Exercise instructions | Below are the records; copy each line in them that holds the word "name".

-- Start of Material for this exercise --

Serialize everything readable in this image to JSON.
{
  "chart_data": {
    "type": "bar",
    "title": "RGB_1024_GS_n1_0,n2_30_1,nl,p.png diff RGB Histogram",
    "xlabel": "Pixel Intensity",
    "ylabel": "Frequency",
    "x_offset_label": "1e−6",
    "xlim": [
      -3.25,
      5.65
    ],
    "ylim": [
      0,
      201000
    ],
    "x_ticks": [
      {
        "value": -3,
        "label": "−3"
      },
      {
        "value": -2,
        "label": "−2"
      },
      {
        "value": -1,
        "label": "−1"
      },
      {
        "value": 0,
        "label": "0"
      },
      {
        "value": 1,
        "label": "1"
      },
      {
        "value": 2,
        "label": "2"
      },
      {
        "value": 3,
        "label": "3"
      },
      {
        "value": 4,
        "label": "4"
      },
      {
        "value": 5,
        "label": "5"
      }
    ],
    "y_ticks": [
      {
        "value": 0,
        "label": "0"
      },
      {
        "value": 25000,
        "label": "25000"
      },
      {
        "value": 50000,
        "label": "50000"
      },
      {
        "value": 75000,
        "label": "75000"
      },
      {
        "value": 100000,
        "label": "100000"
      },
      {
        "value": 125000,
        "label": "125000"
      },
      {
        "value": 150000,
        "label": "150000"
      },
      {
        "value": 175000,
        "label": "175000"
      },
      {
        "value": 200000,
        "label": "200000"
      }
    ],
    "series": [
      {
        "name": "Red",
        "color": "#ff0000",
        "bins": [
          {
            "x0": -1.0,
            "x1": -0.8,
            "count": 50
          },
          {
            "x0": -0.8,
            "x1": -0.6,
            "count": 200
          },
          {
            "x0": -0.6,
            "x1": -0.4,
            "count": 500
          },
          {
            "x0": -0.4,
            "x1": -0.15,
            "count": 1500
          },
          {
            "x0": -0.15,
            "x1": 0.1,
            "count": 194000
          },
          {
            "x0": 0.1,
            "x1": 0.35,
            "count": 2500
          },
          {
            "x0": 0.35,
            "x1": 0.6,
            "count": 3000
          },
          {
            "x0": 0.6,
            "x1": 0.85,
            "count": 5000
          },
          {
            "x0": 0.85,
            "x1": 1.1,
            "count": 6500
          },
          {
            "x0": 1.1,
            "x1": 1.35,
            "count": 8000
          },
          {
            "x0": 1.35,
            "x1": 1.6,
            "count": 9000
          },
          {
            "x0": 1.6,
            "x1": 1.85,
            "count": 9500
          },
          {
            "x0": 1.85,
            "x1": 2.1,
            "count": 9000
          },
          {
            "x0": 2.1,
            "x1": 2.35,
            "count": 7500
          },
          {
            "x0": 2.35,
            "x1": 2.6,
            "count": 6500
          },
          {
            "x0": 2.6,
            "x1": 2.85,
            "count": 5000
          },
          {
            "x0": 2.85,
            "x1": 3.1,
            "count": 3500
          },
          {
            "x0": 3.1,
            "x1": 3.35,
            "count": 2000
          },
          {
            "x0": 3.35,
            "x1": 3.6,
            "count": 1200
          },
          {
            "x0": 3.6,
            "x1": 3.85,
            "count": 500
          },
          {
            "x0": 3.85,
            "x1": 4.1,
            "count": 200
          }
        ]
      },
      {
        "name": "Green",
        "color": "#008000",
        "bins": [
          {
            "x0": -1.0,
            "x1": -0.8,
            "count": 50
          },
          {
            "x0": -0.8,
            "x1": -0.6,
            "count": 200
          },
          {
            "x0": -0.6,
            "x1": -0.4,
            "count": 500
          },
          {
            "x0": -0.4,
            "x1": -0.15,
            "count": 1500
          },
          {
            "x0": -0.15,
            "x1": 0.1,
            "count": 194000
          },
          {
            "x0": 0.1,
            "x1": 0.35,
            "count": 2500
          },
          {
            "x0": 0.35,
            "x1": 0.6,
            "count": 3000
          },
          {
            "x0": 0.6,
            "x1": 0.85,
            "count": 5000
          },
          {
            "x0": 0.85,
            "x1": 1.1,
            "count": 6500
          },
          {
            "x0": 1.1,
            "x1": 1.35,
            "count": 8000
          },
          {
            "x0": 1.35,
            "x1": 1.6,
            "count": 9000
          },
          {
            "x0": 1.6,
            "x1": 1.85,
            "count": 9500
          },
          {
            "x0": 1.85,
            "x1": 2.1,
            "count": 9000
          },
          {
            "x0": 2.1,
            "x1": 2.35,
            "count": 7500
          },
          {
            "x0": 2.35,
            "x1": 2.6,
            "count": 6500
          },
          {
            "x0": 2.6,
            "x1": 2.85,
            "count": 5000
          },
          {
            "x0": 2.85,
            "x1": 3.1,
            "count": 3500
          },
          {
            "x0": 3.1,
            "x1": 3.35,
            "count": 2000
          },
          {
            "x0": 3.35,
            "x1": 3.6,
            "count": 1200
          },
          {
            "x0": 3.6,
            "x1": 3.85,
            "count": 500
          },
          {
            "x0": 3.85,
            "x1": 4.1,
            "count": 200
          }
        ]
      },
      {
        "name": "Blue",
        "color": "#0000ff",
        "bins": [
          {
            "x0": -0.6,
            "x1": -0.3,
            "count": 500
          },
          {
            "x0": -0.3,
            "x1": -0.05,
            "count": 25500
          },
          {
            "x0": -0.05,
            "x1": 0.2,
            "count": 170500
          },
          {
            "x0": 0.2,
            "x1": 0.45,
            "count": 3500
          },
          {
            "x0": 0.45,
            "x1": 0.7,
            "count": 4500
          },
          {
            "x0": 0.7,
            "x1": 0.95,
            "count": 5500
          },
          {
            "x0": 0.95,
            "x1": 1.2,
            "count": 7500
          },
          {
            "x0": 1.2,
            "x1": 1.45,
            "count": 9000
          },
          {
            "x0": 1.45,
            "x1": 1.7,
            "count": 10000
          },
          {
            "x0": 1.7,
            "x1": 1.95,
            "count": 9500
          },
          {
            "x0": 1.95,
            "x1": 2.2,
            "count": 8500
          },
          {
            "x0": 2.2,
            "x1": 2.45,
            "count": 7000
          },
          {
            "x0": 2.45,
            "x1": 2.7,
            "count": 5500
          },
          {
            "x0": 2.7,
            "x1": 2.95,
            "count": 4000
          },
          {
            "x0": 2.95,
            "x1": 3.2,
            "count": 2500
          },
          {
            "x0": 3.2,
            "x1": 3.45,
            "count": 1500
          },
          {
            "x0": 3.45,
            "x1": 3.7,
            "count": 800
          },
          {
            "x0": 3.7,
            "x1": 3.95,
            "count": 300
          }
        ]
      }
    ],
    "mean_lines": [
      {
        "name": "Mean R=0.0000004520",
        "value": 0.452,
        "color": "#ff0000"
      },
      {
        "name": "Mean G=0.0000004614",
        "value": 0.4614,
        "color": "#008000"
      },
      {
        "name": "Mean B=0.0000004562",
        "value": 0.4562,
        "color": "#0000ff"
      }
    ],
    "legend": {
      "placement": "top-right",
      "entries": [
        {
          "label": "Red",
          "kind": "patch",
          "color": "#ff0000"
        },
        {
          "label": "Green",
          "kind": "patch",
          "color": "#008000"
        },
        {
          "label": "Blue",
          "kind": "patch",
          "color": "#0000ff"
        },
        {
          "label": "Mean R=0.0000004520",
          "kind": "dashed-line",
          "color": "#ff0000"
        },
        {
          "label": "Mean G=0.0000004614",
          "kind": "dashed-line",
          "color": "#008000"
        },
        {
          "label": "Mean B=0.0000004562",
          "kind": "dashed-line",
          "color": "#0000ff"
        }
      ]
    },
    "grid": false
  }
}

-- End of Material for this exercise --

Output for this exercise |
        "name": "Red",
        "name": "Green",
        "name": "Blue",
        "name": "Mean R=0.0000004520",
        "name": "Mean G=0.0000004614",
        "name": "Mean B=0.0000004562",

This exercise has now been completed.